▸ **Information shown**
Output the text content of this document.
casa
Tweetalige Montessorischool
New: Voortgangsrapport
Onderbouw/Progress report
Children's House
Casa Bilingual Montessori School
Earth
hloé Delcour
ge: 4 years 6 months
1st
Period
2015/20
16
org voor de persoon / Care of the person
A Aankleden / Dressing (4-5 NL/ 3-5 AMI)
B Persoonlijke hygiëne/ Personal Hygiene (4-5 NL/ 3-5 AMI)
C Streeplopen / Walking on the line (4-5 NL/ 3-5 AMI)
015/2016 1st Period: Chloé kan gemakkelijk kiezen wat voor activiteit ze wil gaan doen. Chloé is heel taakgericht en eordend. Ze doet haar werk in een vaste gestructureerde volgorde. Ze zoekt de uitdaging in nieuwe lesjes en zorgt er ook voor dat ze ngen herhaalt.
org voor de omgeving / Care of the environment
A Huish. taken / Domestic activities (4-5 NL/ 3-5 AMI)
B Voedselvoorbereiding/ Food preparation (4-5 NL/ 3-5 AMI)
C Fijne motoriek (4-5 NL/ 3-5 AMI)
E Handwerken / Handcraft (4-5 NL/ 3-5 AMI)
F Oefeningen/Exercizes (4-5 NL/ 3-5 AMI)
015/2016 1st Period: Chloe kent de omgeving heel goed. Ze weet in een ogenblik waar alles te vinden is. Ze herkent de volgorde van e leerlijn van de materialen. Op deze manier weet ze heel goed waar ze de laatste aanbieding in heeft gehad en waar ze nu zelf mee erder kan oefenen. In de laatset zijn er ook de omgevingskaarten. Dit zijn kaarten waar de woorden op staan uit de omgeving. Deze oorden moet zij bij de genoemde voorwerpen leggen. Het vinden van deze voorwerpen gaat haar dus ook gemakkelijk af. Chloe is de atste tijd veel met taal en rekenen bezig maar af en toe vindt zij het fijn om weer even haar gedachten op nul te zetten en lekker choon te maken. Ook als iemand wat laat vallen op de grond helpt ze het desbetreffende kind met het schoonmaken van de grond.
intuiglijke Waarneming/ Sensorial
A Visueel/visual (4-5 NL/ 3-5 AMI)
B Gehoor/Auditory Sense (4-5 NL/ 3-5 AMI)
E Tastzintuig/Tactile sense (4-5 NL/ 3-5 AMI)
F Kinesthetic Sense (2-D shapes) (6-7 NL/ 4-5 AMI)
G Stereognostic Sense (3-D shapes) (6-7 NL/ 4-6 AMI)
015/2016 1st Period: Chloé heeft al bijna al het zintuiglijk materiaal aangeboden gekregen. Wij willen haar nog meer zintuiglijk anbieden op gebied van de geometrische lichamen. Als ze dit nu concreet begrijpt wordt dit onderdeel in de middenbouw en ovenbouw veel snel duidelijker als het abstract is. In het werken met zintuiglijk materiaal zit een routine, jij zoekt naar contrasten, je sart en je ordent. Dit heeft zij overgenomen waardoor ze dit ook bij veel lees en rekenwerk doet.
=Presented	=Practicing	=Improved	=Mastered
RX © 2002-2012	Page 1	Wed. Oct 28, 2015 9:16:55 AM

▸ **Directions for this task**
When the word "shapes" turns up on a line of the material above, copy that line.

▸ **Output for this task**
F Kinesthetic Sense (2-D shapes) (6-7 NL/ 4-5 AMI)
G Stereognostic Sense (3-D shapes) (6-7 NL/ 4-6 AMI)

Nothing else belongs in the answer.